--- begin Provided material ---

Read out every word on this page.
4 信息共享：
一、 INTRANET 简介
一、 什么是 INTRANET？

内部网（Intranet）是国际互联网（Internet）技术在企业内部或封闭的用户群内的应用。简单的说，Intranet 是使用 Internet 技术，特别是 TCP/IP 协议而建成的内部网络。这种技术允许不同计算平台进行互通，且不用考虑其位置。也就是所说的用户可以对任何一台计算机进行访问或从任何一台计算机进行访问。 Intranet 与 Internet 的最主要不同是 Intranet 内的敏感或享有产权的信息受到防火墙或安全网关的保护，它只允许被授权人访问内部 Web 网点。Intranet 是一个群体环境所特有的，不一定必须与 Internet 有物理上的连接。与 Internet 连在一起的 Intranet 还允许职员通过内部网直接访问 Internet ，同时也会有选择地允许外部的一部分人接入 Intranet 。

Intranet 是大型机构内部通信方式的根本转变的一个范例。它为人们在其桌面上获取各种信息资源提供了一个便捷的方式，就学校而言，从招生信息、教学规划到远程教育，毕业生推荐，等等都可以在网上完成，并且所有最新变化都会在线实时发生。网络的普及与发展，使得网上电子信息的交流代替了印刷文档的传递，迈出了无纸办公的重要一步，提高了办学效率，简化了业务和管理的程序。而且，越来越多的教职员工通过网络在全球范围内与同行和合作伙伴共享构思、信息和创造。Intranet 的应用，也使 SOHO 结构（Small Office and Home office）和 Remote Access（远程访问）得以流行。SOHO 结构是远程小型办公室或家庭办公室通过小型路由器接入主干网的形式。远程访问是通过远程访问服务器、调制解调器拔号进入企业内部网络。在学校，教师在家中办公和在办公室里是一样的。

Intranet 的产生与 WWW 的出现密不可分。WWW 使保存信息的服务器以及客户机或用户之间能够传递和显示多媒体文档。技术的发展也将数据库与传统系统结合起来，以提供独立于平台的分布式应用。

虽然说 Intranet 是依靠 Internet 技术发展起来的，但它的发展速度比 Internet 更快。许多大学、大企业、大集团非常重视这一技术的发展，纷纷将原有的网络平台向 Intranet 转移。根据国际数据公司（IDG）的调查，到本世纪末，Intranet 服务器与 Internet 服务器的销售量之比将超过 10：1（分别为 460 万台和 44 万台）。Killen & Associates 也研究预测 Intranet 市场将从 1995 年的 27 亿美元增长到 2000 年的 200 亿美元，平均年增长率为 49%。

--- end Provided material ---

— Exercise —
From the data, collect all lines where the string "Internet" appears.

— Reply —
内部网（Intranet）是国际互联网（Internet）技术在企业内部或封闭的用户群内的应用。简单的说，Intranet 是使用 Internet 技术，特别是 TCP/IP 协议而建成的内部网络。这种技术允许不同计算平台进行互通，且不用考虑其位置。也就是所说的用户可以对任何一台计算机进行访问或从任何一台计算机进行访问。 Intranet 与 Internet 的最主要不同是 Intranet 内的敏感或享有产权的信息受到防火墙或安全网关的保护，它只允许被授权人访问内部 Web 网点。Intranet 是一个群体环境所特有的，不一定必须与 Internet 有物理上的连接。与 Internet 连在一起的 Intranet 还允许职员通过内部网直接访问 Internet ，同时也会有选择地允许外部的一部分人接入 Intranet 。
虽然说 Intranet 是依靠 Internet 技术发展起来的，但它的发展速度比 Internet 更快。许多大学、大企业、大集团非常重视这一技术的发展，纷纷将原有的网络平台向 Intranet 转移。根据国际数据公司（IDG）的调查，到本世纪末，Intranet 服务器与 Internet 服务器的销售量之比将超过 10：1（分别为 460 万台和 44 万台）。Killen & Associates 也研究预测 Intranet 市场将从 1995 年的 27 亿美元增长到 2000 年的 200 亿美元，平均年增长率为 49%。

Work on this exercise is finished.